• [PROVIDED DATA]
= = = = = = =
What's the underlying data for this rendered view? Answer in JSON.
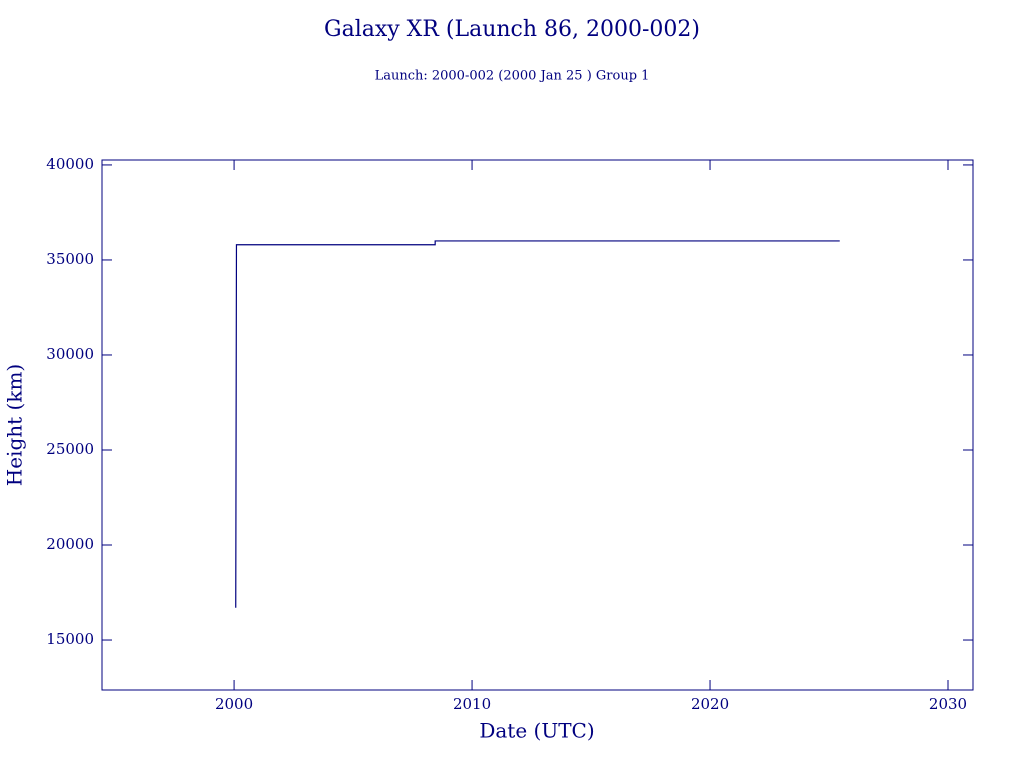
{
  "chart_data": {
    "type": "line",
    "title": "Galaxy XR (Launch 86, 2000-002)",
    "subtitle": "Launch: 2000-002  (2000 Jan 25 )  Group 1",
    "x_label": "Date (UTC)",
    "y_label": "Height (km)",
    "x": [
      2000.07,
      2000.1,
      2008.45,
      2008.45,
      2025.45
    ],
    "values": [
      16700,
      35800,
      35800,
      36000,
      36000
    ],
    "color": "#00007f",
    "xlim": [
      1994.45,
      2031.05
    ],
    "ylim": [
      12370,
      40260
    ],
    "xticks": [
      2000,
      2010,
      2020,
      2030
    ],
    "yticks": [
      15000,
      20000,
      25000,
      30000,
      35000,
      40000
    ]
  }
}
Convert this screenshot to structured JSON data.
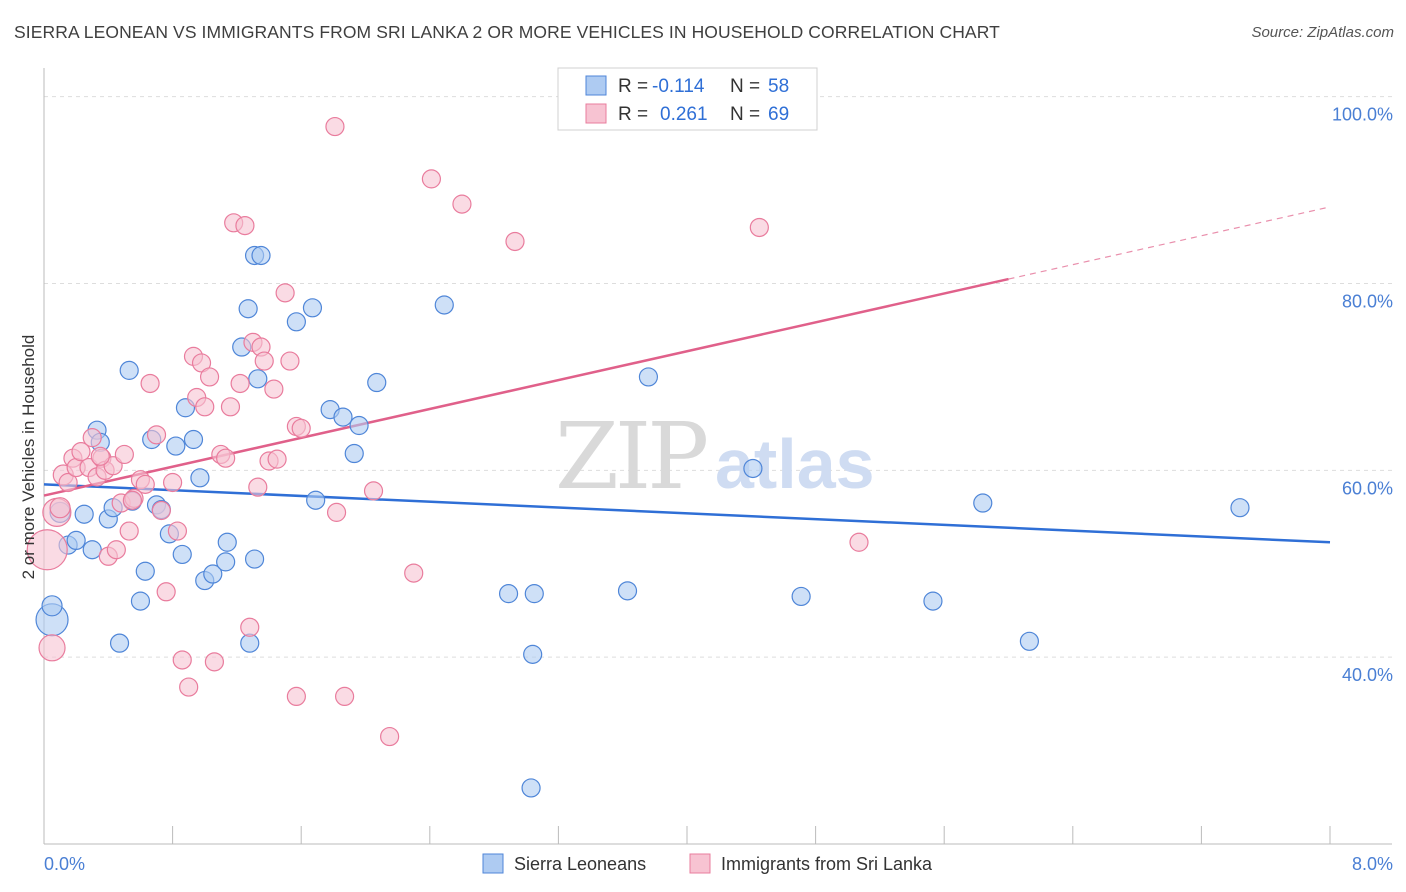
{
  "title": "SIERRA LEONEAN VS IMMIGRANTS FROM SRI LANKA 2 OR MORE VEHICLES IN HOUSEHOLD CORRELATION CHART",
  "source": "Source: ZipAtlas.com",
  "watermark": {
    "zip": "ZIP",
    "atlas": "atlas"
  },
  "legend": {
    "rows": [
      {
        "r_label": "R =",
        "r_value": "-0.114",
        "n_label": "N =",
        "n_value": "58"
      },
      {
        "r_label": "R =",
        "r_value": "0.261",
        "n_label": "N =",
        "n_value": "69"
      }
    ]
  },
  "bottom_legend": [
    "Sierra Leoneans",
    "Immigrants from Sri Lanka"
  ],
  "colors": {
    "blue_fill": "#aecbf2",
    "blue_stroke": "#4f86d8",
    "blue_line": "#2f6fd6",
    "pink_fill": "#f7c3d2",
    "pink_stroke": "#e97c9d",
    "pink_line": "#e0608a",
    "tick": "#4a7fd4",
    "grid": "#dddddd"
  },
  "chart_data": {
    "type": "scatter",
    "title": "SIERRA LEONEAN VS IMMIGRANTS FROM SRI LANKA 2 OR MORE VEHICLES IN HOUSEHOLD CORRELATION CHART",
    "xlabel": "",
    "ylabel": "2 or more Vehicles in Household",
    "xlim": [
      0,
      8
    ],
    "ylim": [
      20,
      102
    ],
    "x_tick_labels": [
      "0.0%",
      "8.0%"
    ],
    "y_ticks": [
      40,
      60,
      80,
      100
    ],
    "y_tick_labels": [
      "40.0%",
      "60.0%",
      "80.0%",
      "100.0%"
    ],
    "grid": true,
    "legend_position": "top-center",
    "series": [
      {
        "name": "Sierra Leoneans",
        "r": -0.114,
        "n": 58,
        "trend": {
          "x": [
            0.0,
            8.0
          ],
          "y": [
            58.5,
            52.3
          ],
          "dashed_from": null
        },
        "points": [
          [
            0.05,
            44.0,
            16
          ],
          [
            0.05,
            45.5,
            10
          ],
          [
            0.1,
            55.5,
            10
          ],
          [
            0.15,
            52.0,
            9
          ],
          [
            0.2,
            52.5,
            9
          ],
          [
            0.25,
            55.3,
            9
          ],
          [
            0.3,
            51.5,
            9
          ],
          [
            0.33,
            64.3,
            9
          ],
          [
            0.35,
            63.0,
            9
          ],
          [
            0.4,
            54.8,
            9
          ],
          [
            0.43,
            56.0,
            9
          ],
          [
            0.47,
            41.5,
            9
          ],
          [
            0.53,
            70.7,
            9
          ],
          [
            0.55,
            56.7,
            9
          ],
          [
            0.6,
            46.0,
            9
          ],
          [
            0.63,
            49.2,
            9
          ],
          [
            0.67,
            63.3,
            9
          ],
          [
            0.7,
            56.3,
            9
          ],
          [
            0.73,
            55.8,
            9
          ],
          [
            0.78,
            53.2,
            9
          ],
          [
            0.82,
            62.6,
            9
          ],
          [
            0.86,
            51.0,
            9
          ],
          [
            0.88,
            66.7,
            9
          ],
          [
            0.93,
            63.3,
            9
          ],
          [
            0.97,
            59.2,
            9
          ],
          [
            1.0,
            48.2,
            9
          ],
          [
            1.05,
            48.9,
            9
          ],
          [
            1.13,
            50.2,
            9
          ],
          [
            1.14,
            52.3,
            9
          ],
          [
            1.23,
            73.2,
            9
          ],
          [
            1.27,
            77.3,
            9
          ],
          [
            1.31,
            83.0,
            9
          ],
          [
            1.33,
            69.8,
            9
          ],
          [
            1.35,
            83.0,
            9
          ],
          [
            1.28,
            41.5,
            9
          ],
          [
            1.31,
            50.5,
            9
          ],
          [
            1.57,
            75.9,
            9
          ],
          [
            1.67,
            77.4,
            9
          ],
          [
            1.69,
            56.8,
            9
          ],
          [
            1.78,
            66.5,
            9
          ],
          [
            1.86,
            65.7,
            9
          ],
          [
            1.93,
            61.8,
            9
          ],
          [
            1.96,
            64.8,
            9
          ],
          [
            2.07,
            69.4,
            9
          ],
          [
            2.49,
            77.7,
            9
          ],
          [
            2.89,
            46.8,
            9
          ],
          [
            3.05,
            46.8,
            9
          ],
          [
            3.04,
            40.3,
            9
          ],
          [
            3.03,
            26.0,
            9
          ],
          [
            3.63,
            47.1,
            9
          ],
          [
            3.76,
            70.0,
            9
          ],
          [
            4.41,
            60.2,
            9
          ],
          [
            4.71,
            46.5,
            9
          ],
          [
            5.53,
            46.0,
            9
          ],
          [
            5.84,
            56.5,
            9
          ],
          [
            6.13,
            41.7,
            9
          ],
          [
            7.44,
            56.0,
            9
          ],
          [
            3.0,
            29.0,
            0
          ]
        ]
      },
      {
        "name": "Immigrants from Sri Lanka",
        "r": 0.261,
        "n": 69,
        "trend": {
          "x": [
            0.0,
            8.0
          ],
          "y": [
            57.3,
            88.2
          ],
          "dashed_from": 6.0
        },
        "points": [
          [
            0.02,
            51.5,
            20
          ],
          [
            0.05,
            41.0,
            13
          ],
          [
            0.08,
            55.5,
            14
          ],
          [
            0.1,
            56.0,
            10
          ],
          [
            0.12,
            59.5,
            10
          ],
          [
            0.15,
            58.7,
            9
          ],
          [
            0.18,
            61.3,
            9
          ],
          [
            0.2,
            60.3,
            9
          ],
          [
            0.23,
            62.0,
            9
          ],
          [
            0.28,
            60.3,
            9
          ],
          [
            0.3,
            63.5,
            9
          ],
          [
            0.33,
            59.3,
            9
          ],
          [
            0.36,
            61.3,
            9
          ],
          [
            0.38,
            60.0,
            9
          ],
          [
            0.4,
            50.8,
            9
          ],
          [
            0.43,
            60.5,
            9
          ],
          [
            0.45,
            51.5,
            9
          ],
          [
            0.48,
            56.5,
            9
          ],
          [
            0.5,
            61.7,
            9
          ],
          [
            0.53,
            53.5,
            9
          ],
          [
            0.56,
            57.0,
            9
          ],
          [
            0.6,
            59.0,
            9
          ],
          [
            0.63,
            58.5,
            9
          ],
          [
            0.66,
            69.3,
            9
          ],
          [
            0.7,
            63.8,
            9
          ],
          [
            0.73,
            55.7,
            9
          ],
          [
            0.76,
            47.0,
            9
          ],
          [
            0.8,
            58.7,
            9
          ],
          [
            0.83,
            53.5,
            9
          ],
          [
            0.86,
            39.7,
            9
          ],
          [
            0.9,
            36.8,
            9
          ],
          [
            0.93,
            72.2,
            9
          ],
          [
            0.95,
            67.8,
            9
          ],
          [
            0.98,
            71.5,
            9
          ],
          [
            1.0,
            66.8,
            9
          ],
          [
            1.03,
            70.0,
            9
          ],
          [
            1.06,
            39.5,
            9
          ],
          [
            1.1,
            61.7,
            9
          ],
          [
            1.13,
            61.3,
            9
          ],
          [
            1.16,
            66.8,
            9
          ],
          [
            1.18,
            86.5,
            9
          ],
          [
            1.22,
            69.3,
            9
          ],
          [
            1.25,
            86.2,
            9
          ],
          [
            1.28,
            43.2,
            9
          ],
          [
            1.3,
            73.7,
            9
          ],
          [
            1.33,
            58.2,
            9
          ],
          [
            1.35,
            73.2,
            9
          ],
          [
            1.37,
            71.7,
            9
          ],
          [
            1.4,
            61.0,
            9
          ],
          [
            1.43,
            68.7,
            9
          ],
          [
            1.45,
            61.2,
            9
          ],
          [
            1.5,
            79.0,
            9
          ],
          [
            1.53,
            71.7,
            9
          ],
          [
            1.57,
            64.7,
            9
          ],
          [
            1.6,
            64.5,
            9
          ],
          [
            1.57,
            35.8,
            9
          ],
          [
            1.82,
            55.5,
            9
          ],
          [
            1.87,
            35.8,
            9
          ],
          [
            1.81,
            96.8,
            9
          ],
          [
            2.05,
            57.8,
            9
          ],
          [
            2.15,
            31.5,
            9
          ],
          [
            2.3,
            49.0,
            9
          ],
          [
            2.41,
            91.2,
            9
          ],
          [
            2.6,
            88.5,
            9
          ],
          [
            2.93,
            84.5,
            9
          ],
          [
            4.45,
            86.0,
            9
          ],
          [
            5.07,
            52.3,
            9
          ],
          [
            0.55,
            56.8,
            9
          ],
          [
            0.35,
            61.5,
            9
          ]
        ]
      }
    ]
  }
}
= = = = = = =
• [WHAT THE TASK REQUIRES] In the material above, tally every line with the string "this" in it, then give that number alone.

• [ANSWER TO THE TASK] 2